Work to do.
Repeat the material in full. Keep every line exactly as it is.

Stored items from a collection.
------------------------------------------------

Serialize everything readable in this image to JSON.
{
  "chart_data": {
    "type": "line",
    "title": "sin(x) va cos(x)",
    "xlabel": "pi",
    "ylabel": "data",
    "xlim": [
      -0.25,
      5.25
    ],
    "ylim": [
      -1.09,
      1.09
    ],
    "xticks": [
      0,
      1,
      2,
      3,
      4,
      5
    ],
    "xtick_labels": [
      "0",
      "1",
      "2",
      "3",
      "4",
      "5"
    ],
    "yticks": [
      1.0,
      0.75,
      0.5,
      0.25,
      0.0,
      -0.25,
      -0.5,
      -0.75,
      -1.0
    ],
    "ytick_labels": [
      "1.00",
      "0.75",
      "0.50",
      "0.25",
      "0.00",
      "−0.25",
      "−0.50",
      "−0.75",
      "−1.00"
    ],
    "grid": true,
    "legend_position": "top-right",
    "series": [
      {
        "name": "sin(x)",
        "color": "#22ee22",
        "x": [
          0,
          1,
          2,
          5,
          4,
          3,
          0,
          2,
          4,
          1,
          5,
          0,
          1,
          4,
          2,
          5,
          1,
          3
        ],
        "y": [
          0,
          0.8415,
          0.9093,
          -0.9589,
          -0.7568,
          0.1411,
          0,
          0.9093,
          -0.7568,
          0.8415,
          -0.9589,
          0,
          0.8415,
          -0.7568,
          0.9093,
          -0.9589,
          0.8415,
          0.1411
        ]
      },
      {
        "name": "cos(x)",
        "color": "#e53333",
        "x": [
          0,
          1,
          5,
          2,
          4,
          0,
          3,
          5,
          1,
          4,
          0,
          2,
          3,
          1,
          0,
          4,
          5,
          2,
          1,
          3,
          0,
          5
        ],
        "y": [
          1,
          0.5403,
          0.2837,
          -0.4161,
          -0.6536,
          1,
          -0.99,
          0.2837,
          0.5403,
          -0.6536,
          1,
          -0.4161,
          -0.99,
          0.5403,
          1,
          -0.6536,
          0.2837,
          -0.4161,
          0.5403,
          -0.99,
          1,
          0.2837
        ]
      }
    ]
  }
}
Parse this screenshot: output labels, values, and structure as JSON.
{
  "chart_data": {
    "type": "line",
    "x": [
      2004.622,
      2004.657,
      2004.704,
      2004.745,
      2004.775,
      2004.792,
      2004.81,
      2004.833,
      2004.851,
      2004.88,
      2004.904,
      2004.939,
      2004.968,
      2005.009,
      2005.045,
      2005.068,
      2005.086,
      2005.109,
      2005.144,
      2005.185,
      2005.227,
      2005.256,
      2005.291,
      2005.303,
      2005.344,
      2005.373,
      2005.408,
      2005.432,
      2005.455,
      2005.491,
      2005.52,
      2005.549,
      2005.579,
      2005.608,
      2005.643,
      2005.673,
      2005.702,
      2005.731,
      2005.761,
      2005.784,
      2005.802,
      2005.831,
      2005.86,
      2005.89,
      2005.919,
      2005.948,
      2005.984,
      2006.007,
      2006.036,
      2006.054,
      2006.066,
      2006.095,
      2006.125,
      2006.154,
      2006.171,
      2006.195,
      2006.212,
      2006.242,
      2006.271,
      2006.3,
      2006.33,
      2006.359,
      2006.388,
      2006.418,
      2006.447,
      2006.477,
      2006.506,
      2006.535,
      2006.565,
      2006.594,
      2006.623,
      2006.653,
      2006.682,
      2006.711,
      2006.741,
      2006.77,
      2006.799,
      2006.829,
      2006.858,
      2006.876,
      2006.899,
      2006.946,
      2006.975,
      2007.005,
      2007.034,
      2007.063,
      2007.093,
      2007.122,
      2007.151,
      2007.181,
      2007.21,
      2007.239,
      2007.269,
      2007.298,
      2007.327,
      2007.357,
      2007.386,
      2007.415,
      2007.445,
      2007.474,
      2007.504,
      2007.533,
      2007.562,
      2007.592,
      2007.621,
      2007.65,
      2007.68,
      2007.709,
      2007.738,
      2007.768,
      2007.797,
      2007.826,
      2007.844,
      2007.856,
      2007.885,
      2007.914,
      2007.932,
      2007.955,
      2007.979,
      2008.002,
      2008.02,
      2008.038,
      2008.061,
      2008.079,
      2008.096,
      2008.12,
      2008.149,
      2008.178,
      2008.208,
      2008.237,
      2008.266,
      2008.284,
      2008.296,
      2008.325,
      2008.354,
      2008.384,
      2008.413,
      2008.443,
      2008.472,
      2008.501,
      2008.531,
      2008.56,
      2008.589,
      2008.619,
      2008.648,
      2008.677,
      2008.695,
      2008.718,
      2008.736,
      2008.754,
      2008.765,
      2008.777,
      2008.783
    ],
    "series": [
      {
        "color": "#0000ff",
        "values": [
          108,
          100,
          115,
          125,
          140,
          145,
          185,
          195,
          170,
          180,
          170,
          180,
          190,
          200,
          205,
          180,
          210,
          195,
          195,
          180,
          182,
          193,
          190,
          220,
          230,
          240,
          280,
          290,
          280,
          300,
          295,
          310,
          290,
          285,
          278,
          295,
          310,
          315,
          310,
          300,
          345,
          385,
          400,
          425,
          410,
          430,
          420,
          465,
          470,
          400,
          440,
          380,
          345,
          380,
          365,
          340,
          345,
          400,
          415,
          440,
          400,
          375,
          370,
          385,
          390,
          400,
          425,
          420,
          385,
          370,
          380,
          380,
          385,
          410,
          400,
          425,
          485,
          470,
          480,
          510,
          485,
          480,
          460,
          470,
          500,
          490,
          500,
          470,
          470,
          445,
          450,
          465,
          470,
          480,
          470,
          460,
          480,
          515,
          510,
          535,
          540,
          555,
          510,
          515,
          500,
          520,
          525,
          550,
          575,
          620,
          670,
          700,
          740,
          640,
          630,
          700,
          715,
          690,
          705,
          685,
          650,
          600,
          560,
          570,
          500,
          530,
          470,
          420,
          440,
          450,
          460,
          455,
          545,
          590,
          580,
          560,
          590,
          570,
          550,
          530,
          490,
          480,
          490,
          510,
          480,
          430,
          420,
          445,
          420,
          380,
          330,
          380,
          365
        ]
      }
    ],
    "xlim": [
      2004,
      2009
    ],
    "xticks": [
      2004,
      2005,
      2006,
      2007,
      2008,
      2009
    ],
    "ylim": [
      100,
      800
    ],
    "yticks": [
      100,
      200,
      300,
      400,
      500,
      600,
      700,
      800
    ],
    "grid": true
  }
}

------------------------------------------------

Answer for this exercise.
Serialize everything readable in this image to JSON.
{
  "chart_data": {
    "type": "line",
    "title": "sin(x) va cos(x)",
    "xlabel": "pi",
    "ylabel": "data",
    "xlim": [
      -0.25,
      5.25
    ],
    "ylim": [
      -1.09,
      1.09
    ],
    "xticks": [
      0,
      1,
      2,
      3,
      4,
      5
    ],
    "xtick_labels": [
      "0",
      "1",
      "2",
      "3",
      "4",
      "5"
    ],
    "yticks": [
      1.0,
      0.75,
      0.5,
      0.25,
      0.0,
      -0.25,
      -0.5,
      -0.75,
      -1.0
    ],
    "ytick_labels": [
      "1.00",
      "0.75",
      "0.50",
      "0.25",
      "0.00",
      "−0.25",
      "−0.50",
      "−0.75",
      "−1.00"
    ],
    "grid": true,
    "legend_position": "top-right",
    "series": [
      {
        "name": "sin(x)",
        "color": "#22ee22",
        "x": [
          0,
          1,
          2,
          5,
          4,
          3,
          0,
          2,
          4,
          1,
          5,
          0,
          1,
          4,
          2,
          5,
          1,
          3
        ],
        "y": [
          0,
          0.8415,
          0.9093,
          -0.9589,
          -0.7568,
          0.1411,
          0,
          0.9093,
          -0.7568,
          0.8415,
          -0.9589,
          0,
          0.8415,
          -0.7568,
          0.9093,
          -0.9589,
          0.8415,
          0.1411
        ]
      },
      {
        "name": "cos(x)",
        "color": "#e53333",
        "x": [
          0,
          1,
          5,
          2,
          4,
          0,
          3,
          5,
          1,
          4,
          0,
          2,
          3,
          1,
          0,
          4,
          5,
          2,
          1,
          3,
          0,
          5
        ],
        "y": [
          1,
          0.5403,
          0.2837,
          -0.4161,
          -0.6536,
          1,
          -0.99,
          0.2837,
          0.5403,
          -0.6536,
          1,
          -0.4161,
          -0.99,
          0.5403,
          1,
          -0.6536,
          0.2837,
          -0.4161,
          0.5403,
          -0.99,
          1,
          0.2837
        ]
      }
    ]
  }
}
Parse this screenshot: output labels, values, and structure as JSON.
{
  "chart_data": {
    "type": "line",
    "x": [
      2004.622,
      2004.657,
      2004.704,
      2004.745,
      2004.775,
      2004.792,
      2004.81,
      2004.833,
      2004.851,
      2004.88,
      2004.904,
      2004.939,
      2004.968,
      2005.009,
      2005.045,
      2005.068,
      2005.086,
      2005.109,
      2005.144,
      2005.185,
      2005.227,
      2005.256,
      2005.291,
      2005.303,
      2005.344,
      2005.373,
      2005.408,
      2005.432,
      2005.455,
      2005.491,
      2005.52,
      2005.549,
      2005.579,
      2005.608,
      2005.643,
      2005.673,
      2005.702,
      2005.731,
      2005.761,
      2005.784,
      2005.802,
      2005.831,
      2005.86,
      2005.89,
      2005.919,
      2005.948,
      2005.984,
      2006.007,
      2006.036,
      2006.054,
      2006.066,
      2006.095,
      2006.125,
      2006.154,
      2006.171,
      2006.195,
      2006.212,
      2006.242,
      2006.271,
      2006.3,
      2006.33,
      2006.359,
      2006.388,
      2006.418,
      2006.447,
      2006.477,
      2006.506,
      2006.535,
      2006.565,
      2006.594,
      2006.623,
      2006.653,
      2006.682,
      2006.711,
      2006.741,
      2006.77,
      2006.799,
      2006.829,
      2006.858,
      2006.876,
      2006.899,
      2006.946,
      2006.975,
      2007.005,
      2007.034,
      2007.063,
      2007.093,
      2007.122,
      2007.151,
      2007.181,
      2007.21,
      2007.239,
      2007.269,
      2007.298,
      2007.327,
      2007.357,
      2007.386,
      2007.415,
      2007.445,
      2007.474,
      2007.504,
      2007.533,
      2007.562,
      2007.592,
      2007.621,
      2007.65,
      2007.68,
      2007.709,
      2007.738,
      2007.768,
      2007.797,
      2007.826,
      2007.844,
      2007.856,
      2007.885,
      2007.914,
      2007.932,
      2007.955,
      2007.979,
      2008.002,
      2008.02,
      2008.038,
      2008.061,
      2008.079,
      2008.096,
      2008.12,
      2008.149,
      2008.178,
      2008.208,
      2008.237,
      2008.266,
      2008.284,
      2008.296,
      2008.325,
      2008.354,
      2008.384,
      2008.413,
      2008.443,
      2008.472,
      2008.501,
      2008.531,
      2008.56,
      2008.589,
      2008.619,
      2008.648,
      2008.677,
      2008.695,
      2008.718,
      2008.736,
      2008.754,
      2008.765,
      2008.777,
      2008.783
    ],
    "series": [
      {
        "color": "#0000ff",
        "values": [
          108,
          100,
          115,
          125,
          140,
          145,
          185,
          195,
          170,
          180,
          170,
          180,
          190,
          200,
          205,
          180,
          210,
          195,
          195,
          180,
          182,
          193,
          190,
          220,
          230,
          240,
          280,
          290,
          280,
          300,
          295,
          310,
          290,
          285,
          278,
          295,
          310,
          315,
          310,
          300,
          345,
          385,
          400,
          425,
          410,
          430,
          420,
          465,
          470,
          400,
          440,
          380,
          345,
          380,
          365,
          340,
          345,
          400,
          415,
          440,
          400,
          375,
          370,
          385,
          390,
          400,
          425,
          420,
          385,
          370,
          380,
          380,
          385,
          410,
          400,
          425,
          485,
          470,
          480,
          510,
          485,
          480,
          460,
          470,
          500,
          490,
          500,
          470,
          470,
          445,
          450,
          465,
          470,
          480,
          470,
          460,
          480,
          515,
          510,
          535,
          540,
          555,
          510,
          515,
          500,
          520,
          525,
          550,
          575,
          620,
          670,
          700,
          740,
          640,
          630,
          700,
          715,
          690,
          705,
          685,
          650,
          600,
          560,
          570,
          500,
          530,
          470,
          420,
          440,
          450,
          460,
          455,
          545,
          590,
          580,
          560,
          590,
          570,
          550,
          530,
          490,
          480,
          490,
          510,
          480,
          430,
          420,
          445,
          420,
          380,
          330,
          380,
          365
        ]
      }
    ],
    "xlim": [
      2004,
      2009
    ],
    "xticks": [
      2004,
      2005,
      2006,
      2007,
      2008,
      2009
    ],
    "ylim": [
      100,
      800
    ],
    "yticks": [
      100,
      200,
      300,
      400,
      500,
      600,
      700,
      800
    ],
    "grid": true
  }
}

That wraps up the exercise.